BEGIN Document excerpt
Bystander BRET can be used to monitor the translocation of GPCRs within the endocytic network (Tiulpakov et al., 2016). We observed a ligand-induced reduction in BRET signal when SNAP-GLP-1R tagged at the C terminus with nanoluciferase was coexpressed with the plasma membrane marker KRAS-Venus; the effect was more pronounced with exendin-4 than with exendin-4-C16 (Fig. 3F). A concomitant increase in BRET signal to Rab5-Venus was seen, indicating entry of the receptor into early endosomes (Fig. 3G). The similar Rab5 BRET signal for each ligand in the face of apparently different GLP-1R internalization rates might be reconciled by the observation that, after exendin-4-C16 treatment, a subtly reduced signal from Rab7-positive late endosomes was detected (Fig. 3H), whereas a greater signal was recorded from Rab11-positive recycling endosomes (Fig. 3I). This pattern is suggestive of preferential trafficking of GLP-1R toward a recycling pathway with exendin-4-C16 treatment, resulting in a reduced net rate of surface receptor loss. BRET results were broadly in accordance with results from the TR-FRET assays, although differences were generally smaller while remaining statistically significant (Fig. 3J).
GLP-1R cAMP signaling was reported to originate from early endosomes as well as the plasma membrane (Girada et al., 2017). As an indirect readout of this process, we monitored the redistribution of nanoluciferase-tagged mini-Gs to different subcellular compartments after agonist stimulation. A rapid increase in mini-Gs-to-KRAS (plasma membrane) BRET signal was apparent with both ligands (Fig. 3K), but with a slightly higher peak response with exendin-4, consistent with the higher efficacy displayed by this ligand for G protein recruitment (Fig. 1D). A decline in signal at later time points was observed with exendin-4 but not exendin-4-C16, which may result from more extensive β-arrestin–mediated steric hinderance or internalization of GLP-1R with the former ligand. Interestingly, mini-Gs-to-Rab5 (early endosome) BRET signal amplitude was considerably reduced for exendin-4-C16 (Fig. 3K), despite the fact that the receptor localization in the Rab5 compartment was similar for both ligands (Fig. 3G).
These data indicate that C-terminal acylation alters the trafficking profile of exendin-4, favoring GLP-1R sorting toward a recycling rather than degradative pathway. The observation that mini-Gs protein recruitment to early endosomes was reduced with exendin-4-C16, yet this ligand shows higher efficacy for sustained insulin secretion, suggests that signaling from early endosomes may not be a dominant mechanism for prolonged signaling with GLP-1R under pharmacological conditions, at least with exendin-4 derived GLP-1R agonists.
END Document excerpt
BEGIN Source data
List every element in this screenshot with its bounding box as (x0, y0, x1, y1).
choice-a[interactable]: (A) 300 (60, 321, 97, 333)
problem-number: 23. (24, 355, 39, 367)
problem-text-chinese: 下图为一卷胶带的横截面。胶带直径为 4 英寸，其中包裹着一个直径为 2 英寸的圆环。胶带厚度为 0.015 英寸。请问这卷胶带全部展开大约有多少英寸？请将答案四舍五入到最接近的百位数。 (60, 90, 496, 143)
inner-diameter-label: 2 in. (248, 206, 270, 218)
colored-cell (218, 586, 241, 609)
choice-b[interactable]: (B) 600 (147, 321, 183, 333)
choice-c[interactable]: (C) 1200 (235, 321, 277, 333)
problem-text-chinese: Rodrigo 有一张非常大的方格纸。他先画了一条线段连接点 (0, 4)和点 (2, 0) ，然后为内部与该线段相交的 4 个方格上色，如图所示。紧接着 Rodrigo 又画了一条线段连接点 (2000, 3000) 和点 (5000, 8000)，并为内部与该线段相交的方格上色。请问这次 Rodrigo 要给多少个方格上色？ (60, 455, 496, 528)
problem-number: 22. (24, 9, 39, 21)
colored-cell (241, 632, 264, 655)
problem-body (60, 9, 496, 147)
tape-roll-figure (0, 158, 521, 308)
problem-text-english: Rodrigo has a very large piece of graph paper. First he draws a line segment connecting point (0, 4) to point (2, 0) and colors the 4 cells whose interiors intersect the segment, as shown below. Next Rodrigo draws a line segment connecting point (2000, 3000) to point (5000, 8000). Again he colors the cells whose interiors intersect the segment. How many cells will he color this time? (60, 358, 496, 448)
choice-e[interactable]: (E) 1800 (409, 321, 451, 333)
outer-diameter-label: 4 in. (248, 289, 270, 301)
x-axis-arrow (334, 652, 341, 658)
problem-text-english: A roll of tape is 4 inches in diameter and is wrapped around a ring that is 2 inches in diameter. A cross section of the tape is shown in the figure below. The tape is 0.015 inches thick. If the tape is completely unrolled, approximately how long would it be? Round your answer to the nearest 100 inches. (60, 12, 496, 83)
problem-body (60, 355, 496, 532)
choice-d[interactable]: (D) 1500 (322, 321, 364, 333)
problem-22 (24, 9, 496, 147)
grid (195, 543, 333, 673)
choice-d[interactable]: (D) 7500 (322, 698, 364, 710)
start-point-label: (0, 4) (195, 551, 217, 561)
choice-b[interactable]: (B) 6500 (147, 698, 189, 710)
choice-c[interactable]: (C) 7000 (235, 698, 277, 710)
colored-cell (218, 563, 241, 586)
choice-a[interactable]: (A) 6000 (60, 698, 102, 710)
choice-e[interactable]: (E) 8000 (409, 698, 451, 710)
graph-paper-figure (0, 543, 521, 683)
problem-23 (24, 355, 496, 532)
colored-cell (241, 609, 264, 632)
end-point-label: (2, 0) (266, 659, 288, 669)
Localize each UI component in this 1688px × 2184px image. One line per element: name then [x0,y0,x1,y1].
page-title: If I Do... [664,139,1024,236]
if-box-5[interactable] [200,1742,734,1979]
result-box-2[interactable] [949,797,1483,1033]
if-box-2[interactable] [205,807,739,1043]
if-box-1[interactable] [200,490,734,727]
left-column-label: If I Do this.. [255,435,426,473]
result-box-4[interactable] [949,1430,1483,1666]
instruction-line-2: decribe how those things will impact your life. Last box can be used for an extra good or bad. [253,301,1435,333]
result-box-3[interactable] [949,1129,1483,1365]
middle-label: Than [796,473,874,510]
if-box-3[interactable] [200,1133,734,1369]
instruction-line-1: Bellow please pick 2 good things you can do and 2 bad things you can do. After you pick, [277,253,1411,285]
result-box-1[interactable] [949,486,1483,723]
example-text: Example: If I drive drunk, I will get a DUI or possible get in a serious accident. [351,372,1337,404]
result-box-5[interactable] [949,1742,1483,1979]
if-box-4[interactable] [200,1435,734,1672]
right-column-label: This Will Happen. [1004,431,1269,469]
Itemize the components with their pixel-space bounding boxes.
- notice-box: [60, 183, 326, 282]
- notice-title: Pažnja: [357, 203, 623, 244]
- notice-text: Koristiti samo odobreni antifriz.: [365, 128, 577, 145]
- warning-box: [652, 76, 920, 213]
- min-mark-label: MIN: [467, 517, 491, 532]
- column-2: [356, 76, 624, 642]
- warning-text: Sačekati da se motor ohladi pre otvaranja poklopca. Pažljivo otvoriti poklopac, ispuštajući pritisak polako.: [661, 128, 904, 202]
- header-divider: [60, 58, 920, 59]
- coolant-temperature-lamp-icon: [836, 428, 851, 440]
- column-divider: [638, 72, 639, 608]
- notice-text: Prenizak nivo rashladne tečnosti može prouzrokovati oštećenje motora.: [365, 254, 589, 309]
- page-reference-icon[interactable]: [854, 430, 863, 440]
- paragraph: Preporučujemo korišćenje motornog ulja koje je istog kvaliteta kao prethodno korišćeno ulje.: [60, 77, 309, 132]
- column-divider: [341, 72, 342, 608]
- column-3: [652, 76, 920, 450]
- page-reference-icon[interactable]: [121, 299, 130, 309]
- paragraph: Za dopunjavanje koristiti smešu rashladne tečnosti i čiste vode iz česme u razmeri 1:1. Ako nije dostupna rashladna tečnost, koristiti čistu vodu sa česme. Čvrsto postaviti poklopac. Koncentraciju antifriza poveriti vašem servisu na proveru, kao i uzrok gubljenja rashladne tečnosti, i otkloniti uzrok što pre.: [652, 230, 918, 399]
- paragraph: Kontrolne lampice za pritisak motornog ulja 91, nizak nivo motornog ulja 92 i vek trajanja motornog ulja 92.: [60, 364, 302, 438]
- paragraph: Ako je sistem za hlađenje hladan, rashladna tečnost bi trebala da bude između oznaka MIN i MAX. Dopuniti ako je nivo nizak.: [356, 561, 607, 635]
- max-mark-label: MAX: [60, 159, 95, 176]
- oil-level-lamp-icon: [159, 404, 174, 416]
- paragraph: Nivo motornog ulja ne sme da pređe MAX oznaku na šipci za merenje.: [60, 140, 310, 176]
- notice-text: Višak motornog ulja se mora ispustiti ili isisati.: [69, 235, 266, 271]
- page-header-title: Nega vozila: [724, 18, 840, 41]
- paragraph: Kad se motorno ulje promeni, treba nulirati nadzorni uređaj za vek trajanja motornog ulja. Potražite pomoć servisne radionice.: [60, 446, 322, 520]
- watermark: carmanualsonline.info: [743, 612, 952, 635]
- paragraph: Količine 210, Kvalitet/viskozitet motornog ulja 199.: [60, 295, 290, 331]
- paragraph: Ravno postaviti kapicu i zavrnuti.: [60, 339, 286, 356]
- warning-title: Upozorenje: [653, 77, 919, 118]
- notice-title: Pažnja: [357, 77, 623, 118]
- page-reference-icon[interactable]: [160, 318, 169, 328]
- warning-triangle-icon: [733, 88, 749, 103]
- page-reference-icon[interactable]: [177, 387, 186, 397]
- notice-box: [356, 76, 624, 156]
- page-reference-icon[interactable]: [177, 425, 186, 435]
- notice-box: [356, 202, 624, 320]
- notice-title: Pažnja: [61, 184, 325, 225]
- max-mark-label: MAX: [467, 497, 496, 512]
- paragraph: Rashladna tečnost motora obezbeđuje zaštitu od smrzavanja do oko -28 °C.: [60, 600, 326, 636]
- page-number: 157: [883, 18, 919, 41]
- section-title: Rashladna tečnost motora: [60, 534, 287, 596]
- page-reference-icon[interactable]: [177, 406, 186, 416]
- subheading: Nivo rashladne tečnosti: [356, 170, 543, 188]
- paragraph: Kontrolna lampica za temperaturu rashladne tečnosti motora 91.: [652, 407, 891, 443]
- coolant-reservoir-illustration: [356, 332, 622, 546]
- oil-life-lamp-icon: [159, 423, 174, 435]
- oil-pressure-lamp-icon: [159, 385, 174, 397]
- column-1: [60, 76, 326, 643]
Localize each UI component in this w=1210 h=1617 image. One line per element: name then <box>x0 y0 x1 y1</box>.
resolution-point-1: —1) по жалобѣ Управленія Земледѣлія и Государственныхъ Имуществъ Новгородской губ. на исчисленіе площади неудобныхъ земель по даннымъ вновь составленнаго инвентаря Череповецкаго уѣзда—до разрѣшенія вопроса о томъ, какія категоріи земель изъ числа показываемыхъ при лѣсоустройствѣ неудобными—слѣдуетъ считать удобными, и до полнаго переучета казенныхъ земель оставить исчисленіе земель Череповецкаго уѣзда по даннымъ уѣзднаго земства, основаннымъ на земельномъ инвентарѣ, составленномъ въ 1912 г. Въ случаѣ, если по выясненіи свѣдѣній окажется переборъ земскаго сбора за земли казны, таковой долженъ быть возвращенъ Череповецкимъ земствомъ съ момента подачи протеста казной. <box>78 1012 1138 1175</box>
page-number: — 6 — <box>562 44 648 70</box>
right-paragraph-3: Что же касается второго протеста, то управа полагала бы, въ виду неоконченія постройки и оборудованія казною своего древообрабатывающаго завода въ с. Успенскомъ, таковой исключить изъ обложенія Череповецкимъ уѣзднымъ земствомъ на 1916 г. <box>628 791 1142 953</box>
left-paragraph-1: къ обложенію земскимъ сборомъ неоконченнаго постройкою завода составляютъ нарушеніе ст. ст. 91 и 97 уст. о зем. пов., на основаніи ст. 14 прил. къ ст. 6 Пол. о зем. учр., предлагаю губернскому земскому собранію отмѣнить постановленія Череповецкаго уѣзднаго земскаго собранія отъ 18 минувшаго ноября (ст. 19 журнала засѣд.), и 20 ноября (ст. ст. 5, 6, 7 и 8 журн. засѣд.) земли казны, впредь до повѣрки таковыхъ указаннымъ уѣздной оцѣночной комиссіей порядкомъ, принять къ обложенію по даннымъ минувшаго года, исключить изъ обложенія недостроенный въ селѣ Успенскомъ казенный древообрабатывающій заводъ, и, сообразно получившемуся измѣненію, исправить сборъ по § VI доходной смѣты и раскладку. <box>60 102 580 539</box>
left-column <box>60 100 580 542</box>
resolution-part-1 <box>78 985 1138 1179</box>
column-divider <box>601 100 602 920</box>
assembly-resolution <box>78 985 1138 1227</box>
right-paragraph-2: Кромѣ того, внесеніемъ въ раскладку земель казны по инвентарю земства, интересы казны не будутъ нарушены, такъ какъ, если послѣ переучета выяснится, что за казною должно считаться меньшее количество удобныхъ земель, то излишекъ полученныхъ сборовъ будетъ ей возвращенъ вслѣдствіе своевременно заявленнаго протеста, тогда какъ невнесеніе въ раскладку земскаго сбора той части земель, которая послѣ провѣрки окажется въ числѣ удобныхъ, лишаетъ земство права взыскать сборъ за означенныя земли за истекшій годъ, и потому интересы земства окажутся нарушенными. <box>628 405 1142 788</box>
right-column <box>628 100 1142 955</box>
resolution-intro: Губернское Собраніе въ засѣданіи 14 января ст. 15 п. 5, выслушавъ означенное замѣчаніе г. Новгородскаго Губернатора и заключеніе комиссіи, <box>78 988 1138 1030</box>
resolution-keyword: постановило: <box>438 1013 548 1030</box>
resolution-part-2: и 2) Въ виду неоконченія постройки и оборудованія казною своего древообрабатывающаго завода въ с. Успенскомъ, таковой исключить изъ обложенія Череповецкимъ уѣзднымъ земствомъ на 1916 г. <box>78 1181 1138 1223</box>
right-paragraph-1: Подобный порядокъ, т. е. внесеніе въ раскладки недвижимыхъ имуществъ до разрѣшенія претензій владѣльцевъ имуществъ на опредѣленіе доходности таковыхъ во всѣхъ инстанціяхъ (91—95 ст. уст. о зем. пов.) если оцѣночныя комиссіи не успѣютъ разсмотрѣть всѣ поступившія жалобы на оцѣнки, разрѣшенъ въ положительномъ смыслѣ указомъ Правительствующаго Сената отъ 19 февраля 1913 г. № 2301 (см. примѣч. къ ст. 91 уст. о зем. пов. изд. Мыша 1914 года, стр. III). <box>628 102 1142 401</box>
END Source data
* [Directions]:
Copy the GLP-1R trafficking text, starting at "These data indicate" and ending at "derived GLP-1R agonists.", and replace "pathway" with "route".

* [Response to the task]:
These data indicate that C-terminal acylation alters the trafficking profile of exendin-4, favoring GLP-1R sorting toward a recycling rather than degradative route. The observation that mini-Gs protein recruitment to early endosomes was reduced with exendin-4-C16, yet this ligand shows higher efficacy for sustained insulin secretion, suggests that signaling from early endosomes may not be a dominant mechanism for prolonged signaling with GLP-1R under pharmacological conditions, at least with exendin-4 derived GLP-1R agonists.